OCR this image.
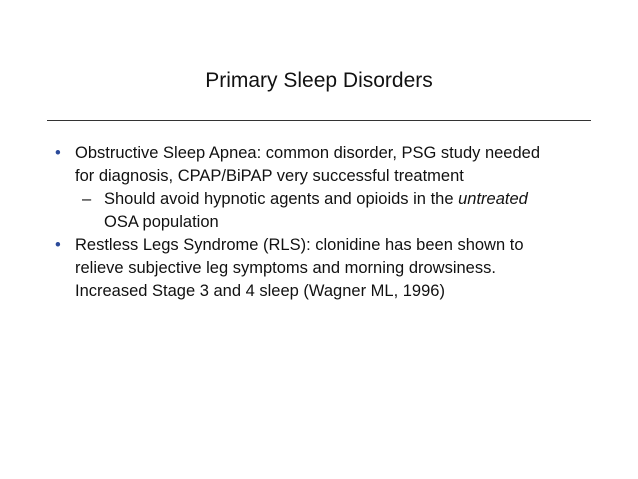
Primary Sleep Disorders
• Obstructive Sleep Apnea: common disorder, PSG study needed
for diagnosis, CPAP/BiPAP very successful treatment
– Should avoid hypnotic agents and opioids in the untreated
OSA population
• Restless Legs Syndrome (RLS): clonidine has been shown to
relieve subjective leg symptoms and morning drowsiness.
Increased Stage 3 and 4 sleep (Wagner ML, 1996)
■ ■ ■ ■ ■
◆ TASK STATEMENT:
Your task is to transcribe all of the records precisely, with no images included.

◆ REPLY TO THE TASK:
OCR this image.
Primary Sleep Disorders
• Obstructive Sleep Apnea: common disorder, PSG study needed
for diagnosis, CPAP/BiPAP very successful treatment
– Should avoid hypnotic agents and opioids in the untreated
OSA population
• Restless Legs Syndrome (RLS): clonidine has been shown to
relieve subjective leg symptoms and morning drowsiness.
Increased Stage 3 and 4 sleep (Wagner ML, 1996)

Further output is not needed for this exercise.